• Exercise aim: Check every line below for the word "into" and give only the number of lines where it appears.

— start —

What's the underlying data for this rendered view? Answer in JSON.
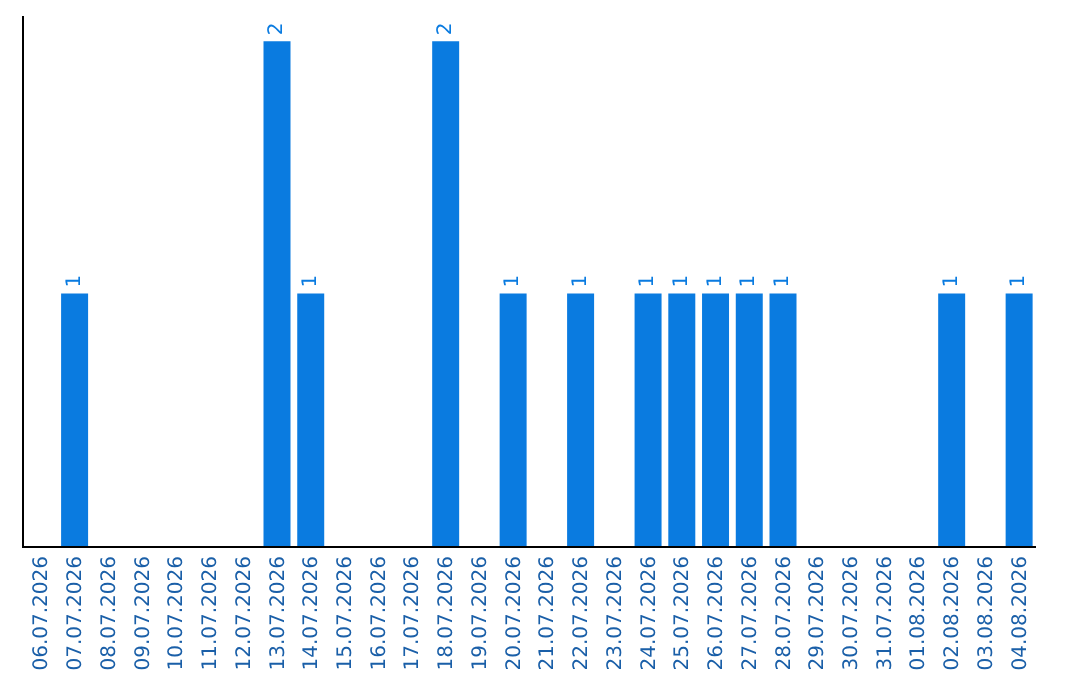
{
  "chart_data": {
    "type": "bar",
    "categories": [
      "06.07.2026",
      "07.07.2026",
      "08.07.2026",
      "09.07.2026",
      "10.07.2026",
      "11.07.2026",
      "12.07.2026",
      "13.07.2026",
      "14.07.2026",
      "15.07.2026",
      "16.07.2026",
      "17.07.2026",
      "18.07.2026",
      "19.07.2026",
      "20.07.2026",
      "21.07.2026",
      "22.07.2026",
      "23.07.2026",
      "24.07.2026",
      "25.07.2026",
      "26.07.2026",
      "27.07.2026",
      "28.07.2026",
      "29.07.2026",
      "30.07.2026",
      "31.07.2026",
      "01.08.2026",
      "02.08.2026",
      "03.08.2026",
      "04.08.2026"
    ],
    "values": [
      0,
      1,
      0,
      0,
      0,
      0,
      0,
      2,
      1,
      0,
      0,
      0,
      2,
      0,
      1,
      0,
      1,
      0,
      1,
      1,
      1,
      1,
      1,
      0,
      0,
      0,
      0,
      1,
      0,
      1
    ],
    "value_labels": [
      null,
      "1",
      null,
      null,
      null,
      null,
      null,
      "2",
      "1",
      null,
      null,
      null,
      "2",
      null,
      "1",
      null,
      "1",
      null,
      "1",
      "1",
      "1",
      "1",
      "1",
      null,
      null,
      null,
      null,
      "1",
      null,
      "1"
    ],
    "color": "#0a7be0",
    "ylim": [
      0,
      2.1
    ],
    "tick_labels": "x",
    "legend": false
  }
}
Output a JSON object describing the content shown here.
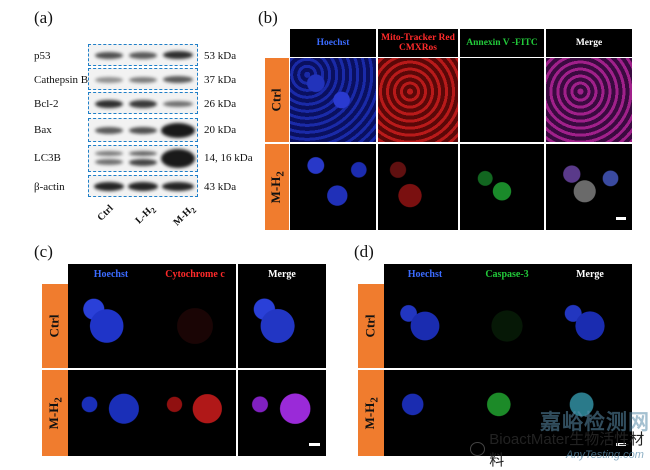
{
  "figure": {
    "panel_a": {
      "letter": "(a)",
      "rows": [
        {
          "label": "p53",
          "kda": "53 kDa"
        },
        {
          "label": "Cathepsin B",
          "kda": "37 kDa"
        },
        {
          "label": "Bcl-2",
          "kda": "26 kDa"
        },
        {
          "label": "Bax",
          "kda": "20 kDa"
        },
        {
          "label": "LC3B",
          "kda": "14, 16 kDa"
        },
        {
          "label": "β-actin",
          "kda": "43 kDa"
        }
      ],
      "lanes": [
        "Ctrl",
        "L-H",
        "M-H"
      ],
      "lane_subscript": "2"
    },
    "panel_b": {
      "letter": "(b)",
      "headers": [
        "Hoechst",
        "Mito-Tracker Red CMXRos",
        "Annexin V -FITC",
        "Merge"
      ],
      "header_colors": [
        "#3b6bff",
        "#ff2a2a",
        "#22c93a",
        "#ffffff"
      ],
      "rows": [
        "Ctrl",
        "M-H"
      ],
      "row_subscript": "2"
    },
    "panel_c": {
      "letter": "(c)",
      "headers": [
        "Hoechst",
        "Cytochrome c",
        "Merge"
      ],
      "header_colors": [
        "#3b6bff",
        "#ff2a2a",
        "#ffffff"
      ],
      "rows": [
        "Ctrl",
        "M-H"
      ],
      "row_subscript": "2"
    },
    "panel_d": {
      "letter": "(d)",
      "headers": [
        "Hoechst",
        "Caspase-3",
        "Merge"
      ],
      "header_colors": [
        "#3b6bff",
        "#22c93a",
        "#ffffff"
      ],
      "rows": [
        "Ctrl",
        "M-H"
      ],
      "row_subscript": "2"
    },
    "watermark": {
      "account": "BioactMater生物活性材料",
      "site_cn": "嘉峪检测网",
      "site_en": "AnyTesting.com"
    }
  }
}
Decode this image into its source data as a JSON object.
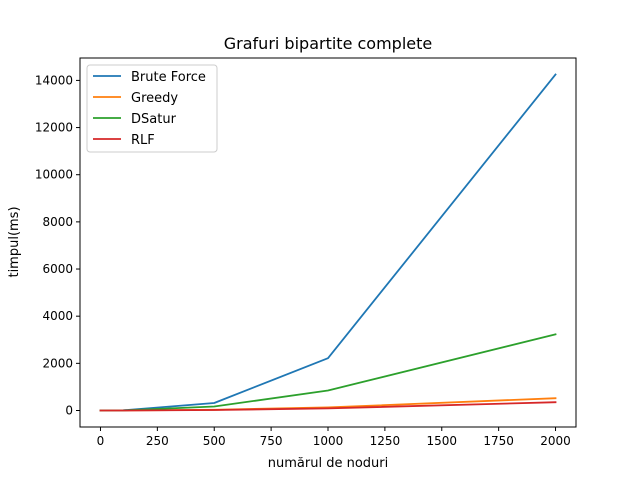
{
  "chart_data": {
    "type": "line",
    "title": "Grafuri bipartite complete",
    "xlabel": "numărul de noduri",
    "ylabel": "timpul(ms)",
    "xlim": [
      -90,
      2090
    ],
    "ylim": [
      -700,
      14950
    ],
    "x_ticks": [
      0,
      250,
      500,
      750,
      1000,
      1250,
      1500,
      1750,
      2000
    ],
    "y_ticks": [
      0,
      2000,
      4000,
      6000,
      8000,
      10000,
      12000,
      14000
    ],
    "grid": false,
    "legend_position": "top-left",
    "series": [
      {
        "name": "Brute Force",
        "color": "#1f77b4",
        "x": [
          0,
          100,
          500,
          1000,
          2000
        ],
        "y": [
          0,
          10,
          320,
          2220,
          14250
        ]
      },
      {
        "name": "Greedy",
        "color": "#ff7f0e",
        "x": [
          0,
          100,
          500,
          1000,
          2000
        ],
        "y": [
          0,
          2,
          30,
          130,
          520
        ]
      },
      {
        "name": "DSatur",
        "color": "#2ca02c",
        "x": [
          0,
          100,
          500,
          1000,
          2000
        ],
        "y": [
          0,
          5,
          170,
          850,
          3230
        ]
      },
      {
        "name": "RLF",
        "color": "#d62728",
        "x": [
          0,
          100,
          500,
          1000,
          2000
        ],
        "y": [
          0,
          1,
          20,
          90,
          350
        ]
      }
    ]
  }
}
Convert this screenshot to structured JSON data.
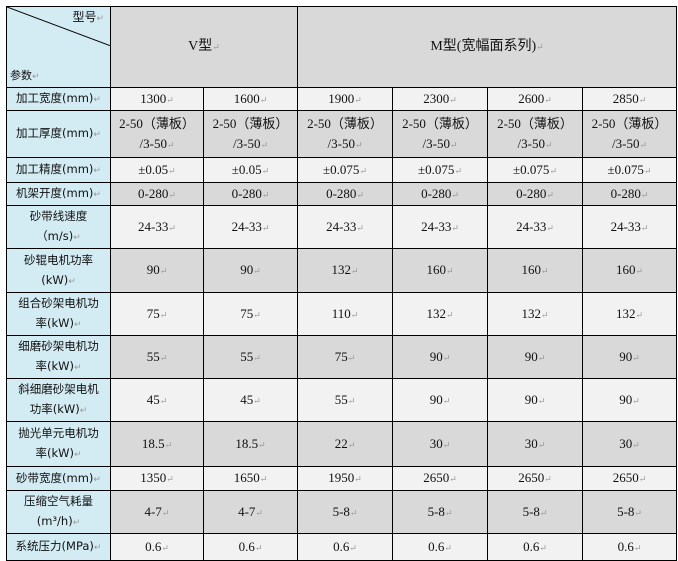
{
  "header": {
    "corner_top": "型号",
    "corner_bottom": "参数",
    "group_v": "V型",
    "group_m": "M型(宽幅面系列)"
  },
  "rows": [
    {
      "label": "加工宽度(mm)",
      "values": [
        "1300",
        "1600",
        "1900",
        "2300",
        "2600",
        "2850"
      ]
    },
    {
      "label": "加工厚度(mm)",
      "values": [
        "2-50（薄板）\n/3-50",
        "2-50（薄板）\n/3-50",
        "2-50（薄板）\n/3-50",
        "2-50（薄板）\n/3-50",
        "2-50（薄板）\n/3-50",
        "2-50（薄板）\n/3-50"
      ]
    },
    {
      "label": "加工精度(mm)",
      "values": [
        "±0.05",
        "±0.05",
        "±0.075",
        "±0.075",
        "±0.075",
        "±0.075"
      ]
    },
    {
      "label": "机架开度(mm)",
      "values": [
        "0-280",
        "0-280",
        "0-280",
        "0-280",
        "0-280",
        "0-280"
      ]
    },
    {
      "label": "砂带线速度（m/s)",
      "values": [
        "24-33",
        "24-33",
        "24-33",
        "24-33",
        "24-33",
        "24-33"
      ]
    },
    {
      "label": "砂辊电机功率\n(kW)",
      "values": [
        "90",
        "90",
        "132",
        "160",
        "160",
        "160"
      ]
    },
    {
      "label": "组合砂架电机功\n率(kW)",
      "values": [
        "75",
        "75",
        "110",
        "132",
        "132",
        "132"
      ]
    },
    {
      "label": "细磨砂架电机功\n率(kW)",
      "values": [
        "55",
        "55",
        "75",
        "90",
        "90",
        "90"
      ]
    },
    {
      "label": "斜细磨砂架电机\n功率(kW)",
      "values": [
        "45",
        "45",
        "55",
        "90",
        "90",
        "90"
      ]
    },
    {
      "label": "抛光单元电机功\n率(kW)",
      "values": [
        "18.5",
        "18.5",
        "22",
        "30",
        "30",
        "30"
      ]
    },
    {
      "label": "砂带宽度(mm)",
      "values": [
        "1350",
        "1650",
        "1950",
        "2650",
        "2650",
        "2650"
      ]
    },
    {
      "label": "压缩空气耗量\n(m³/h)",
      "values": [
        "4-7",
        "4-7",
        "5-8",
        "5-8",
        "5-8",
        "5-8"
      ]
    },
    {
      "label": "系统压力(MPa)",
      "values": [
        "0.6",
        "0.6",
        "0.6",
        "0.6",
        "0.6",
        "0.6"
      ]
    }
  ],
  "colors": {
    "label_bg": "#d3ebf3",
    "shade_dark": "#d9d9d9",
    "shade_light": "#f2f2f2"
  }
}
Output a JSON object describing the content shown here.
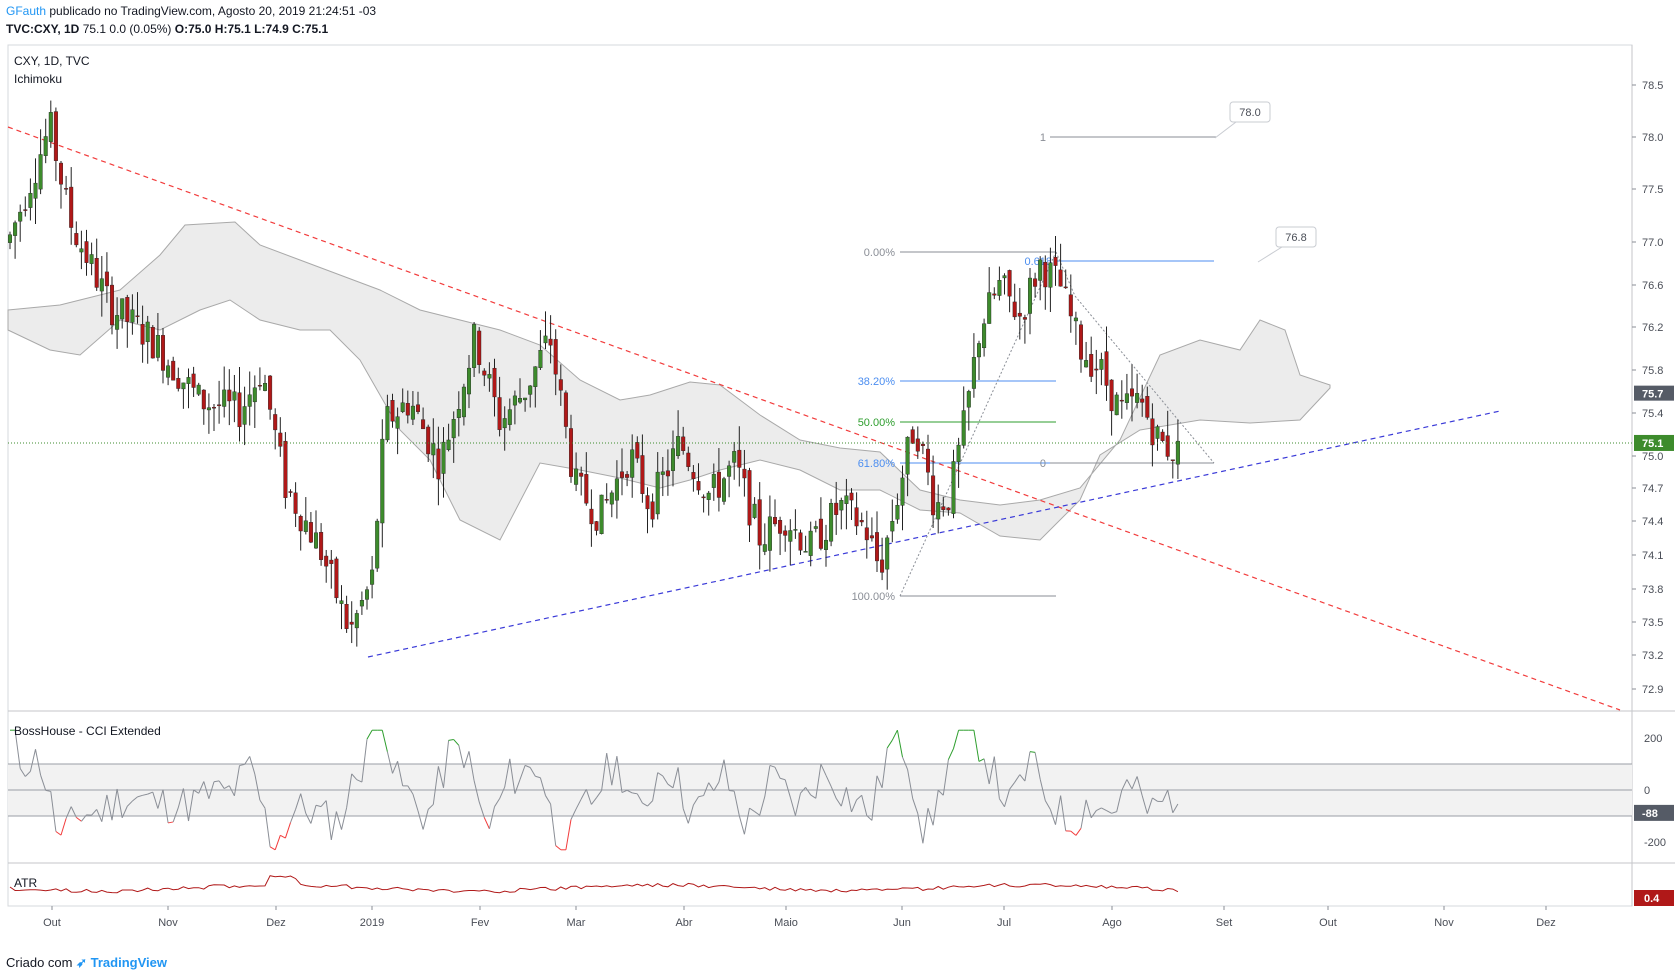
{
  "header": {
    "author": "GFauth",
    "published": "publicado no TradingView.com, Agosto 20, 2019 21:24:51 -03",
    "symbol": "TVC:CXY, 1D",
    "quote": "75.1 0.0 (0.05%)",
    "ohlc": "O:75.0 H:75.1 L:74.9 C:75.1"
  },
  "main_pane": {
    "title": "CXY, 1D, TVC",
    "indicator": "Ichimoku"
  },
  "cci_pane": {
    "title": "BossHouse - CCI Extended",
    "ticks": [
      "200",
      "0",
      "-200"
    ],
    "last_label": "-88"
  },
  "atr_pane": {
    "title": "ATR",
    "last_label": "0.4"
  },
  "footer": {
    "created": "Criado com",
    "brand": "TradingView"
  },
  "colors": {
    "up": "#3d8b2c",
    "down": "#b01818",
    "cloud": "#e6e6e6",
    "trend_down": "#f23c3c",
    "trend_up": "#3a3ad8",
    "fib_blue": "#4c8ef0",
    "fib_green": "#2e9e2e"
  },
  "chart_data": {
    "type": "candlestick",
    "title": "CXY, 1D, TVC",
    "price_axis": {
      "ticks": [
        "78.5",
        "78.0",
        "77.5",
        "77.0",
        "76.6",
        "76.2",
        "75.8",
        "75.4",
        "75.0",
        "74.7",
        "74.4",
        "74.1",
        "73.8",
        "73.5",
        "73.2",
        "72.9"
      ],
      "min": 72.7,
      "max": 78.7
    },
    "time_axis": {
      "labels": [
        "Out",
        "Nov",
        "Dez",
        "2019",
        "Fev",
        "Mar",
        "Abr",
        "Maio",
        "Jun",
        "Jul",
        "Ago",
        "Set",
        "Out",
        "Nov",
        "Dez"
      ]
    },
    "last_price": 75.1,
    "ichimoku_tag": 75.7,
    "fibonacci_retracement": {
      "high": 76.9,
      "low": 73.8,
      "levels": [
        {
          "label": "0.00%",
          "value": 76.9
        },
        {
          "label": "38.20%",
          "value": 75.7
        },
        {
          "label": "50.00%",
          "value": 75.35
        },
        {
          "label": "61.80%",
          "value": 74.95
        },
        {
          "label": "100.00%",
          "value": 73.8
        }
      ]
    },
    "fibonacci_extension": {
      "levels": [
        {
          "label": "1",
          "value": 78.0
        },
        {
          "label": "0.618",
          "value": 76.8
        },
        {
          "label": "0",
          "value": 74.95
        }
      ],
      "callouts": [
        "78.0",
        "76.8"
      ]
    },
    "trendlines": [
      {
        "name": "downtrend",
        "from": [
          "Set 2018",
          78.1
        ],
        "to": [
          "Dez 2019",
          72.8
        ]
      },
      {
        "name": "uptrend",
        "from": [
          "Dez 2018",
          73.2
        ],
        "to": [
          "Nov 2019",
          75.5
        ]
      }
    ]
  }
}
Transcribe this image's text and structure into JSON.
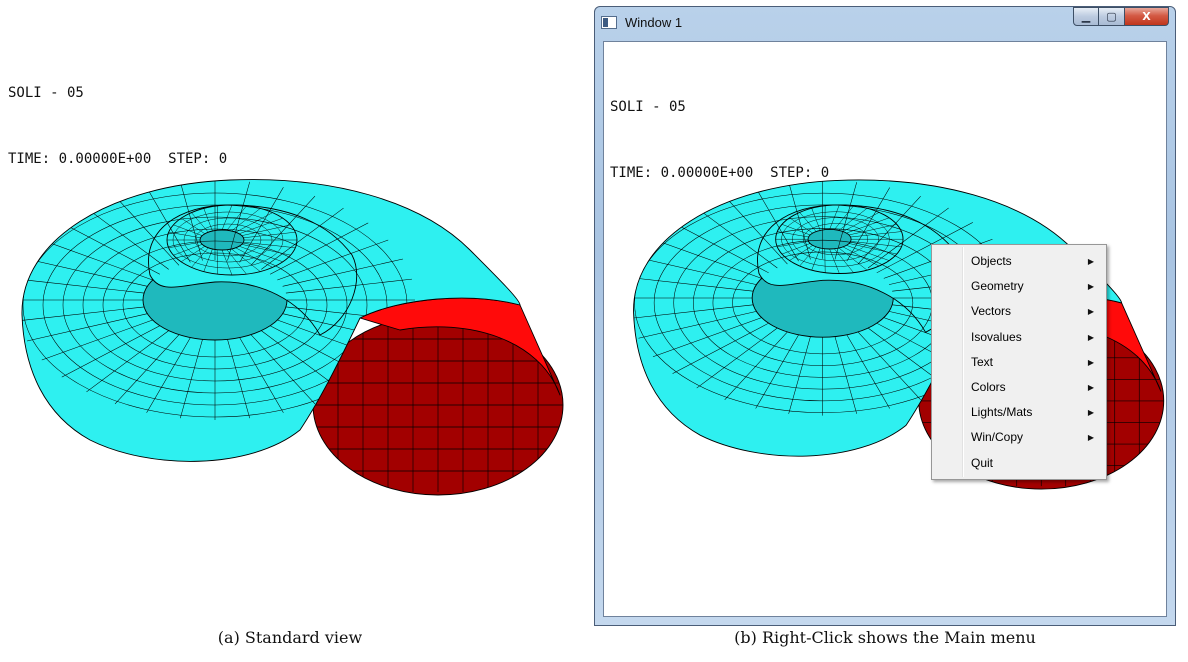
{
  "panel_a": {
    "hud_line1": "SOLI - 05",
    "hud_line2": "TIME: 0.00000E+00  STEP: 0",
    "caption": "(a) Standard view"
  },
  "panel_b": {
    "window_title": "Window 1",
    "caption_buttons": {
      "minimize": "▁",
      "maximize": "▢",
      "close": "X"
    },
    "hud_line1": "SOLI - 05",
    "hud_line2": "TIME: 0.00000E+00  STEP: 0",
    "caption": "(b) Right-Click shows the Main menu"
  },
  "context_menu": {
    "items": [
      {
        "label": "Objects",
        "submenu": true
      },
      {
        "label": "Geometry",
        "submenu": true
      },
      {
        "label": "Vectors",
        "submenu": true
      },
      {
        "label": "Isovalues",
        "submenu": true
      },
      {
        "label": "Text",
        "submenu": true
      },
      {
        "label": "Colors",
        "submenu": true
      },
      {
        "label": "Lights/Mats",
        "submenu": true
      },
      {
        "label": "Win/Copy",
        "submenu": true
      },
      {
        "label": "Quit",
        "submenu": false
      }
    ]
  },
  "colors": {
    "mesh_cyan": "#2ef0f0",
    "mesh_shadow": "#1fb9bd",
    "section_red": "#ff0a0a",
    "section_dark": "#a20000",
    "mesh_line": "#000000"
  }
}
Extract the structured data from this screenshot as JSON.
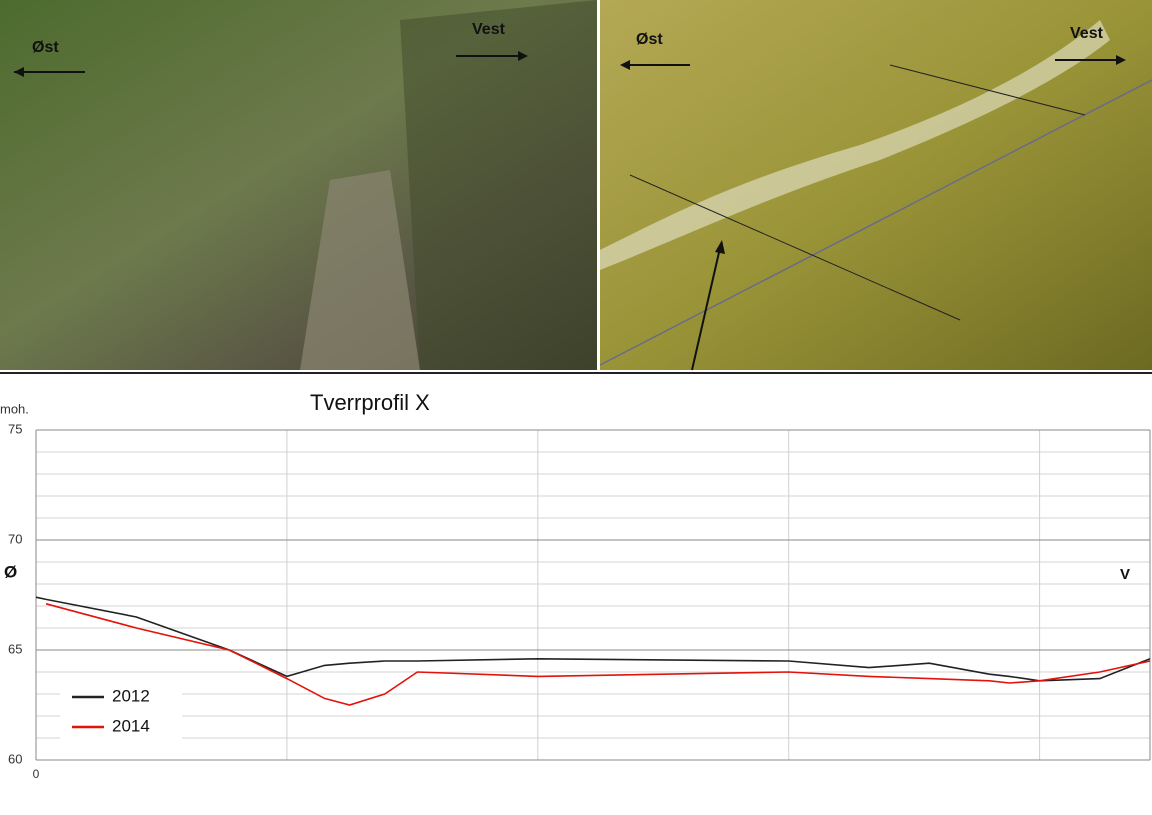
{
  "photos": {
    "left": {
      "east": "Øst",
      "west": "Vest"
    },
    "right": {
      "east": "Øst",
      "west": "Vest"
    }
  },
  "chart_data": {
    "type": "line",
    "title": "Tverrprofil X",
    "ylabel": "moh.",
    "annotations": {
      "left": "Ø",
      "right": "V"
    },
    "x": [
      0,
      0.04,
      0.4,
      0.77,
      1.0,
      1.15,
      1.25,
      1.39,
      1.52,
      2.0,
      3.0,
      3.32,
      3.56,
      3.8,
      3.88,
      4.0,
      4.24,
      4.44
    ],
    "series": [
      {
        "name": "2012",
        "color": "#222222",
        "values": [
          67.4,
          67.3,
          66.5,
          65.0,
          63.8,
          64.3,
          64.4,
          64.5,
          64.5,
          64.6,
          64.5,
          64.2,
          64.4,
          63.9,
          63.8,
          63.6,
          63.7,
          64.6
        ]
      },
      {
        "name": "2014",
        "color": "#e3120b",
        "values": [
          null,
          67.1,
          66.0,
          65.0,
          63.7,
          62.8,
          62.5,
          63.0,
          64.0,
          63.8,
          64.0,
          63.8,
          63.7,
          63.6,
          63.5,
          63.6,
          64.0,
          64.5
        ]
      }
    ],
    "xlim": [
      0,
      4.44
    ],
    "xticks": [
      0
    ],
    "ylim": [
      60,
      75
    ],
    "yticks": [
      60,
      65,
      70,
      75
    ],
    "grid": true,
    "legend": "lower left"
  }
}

— end —

• Written response: 2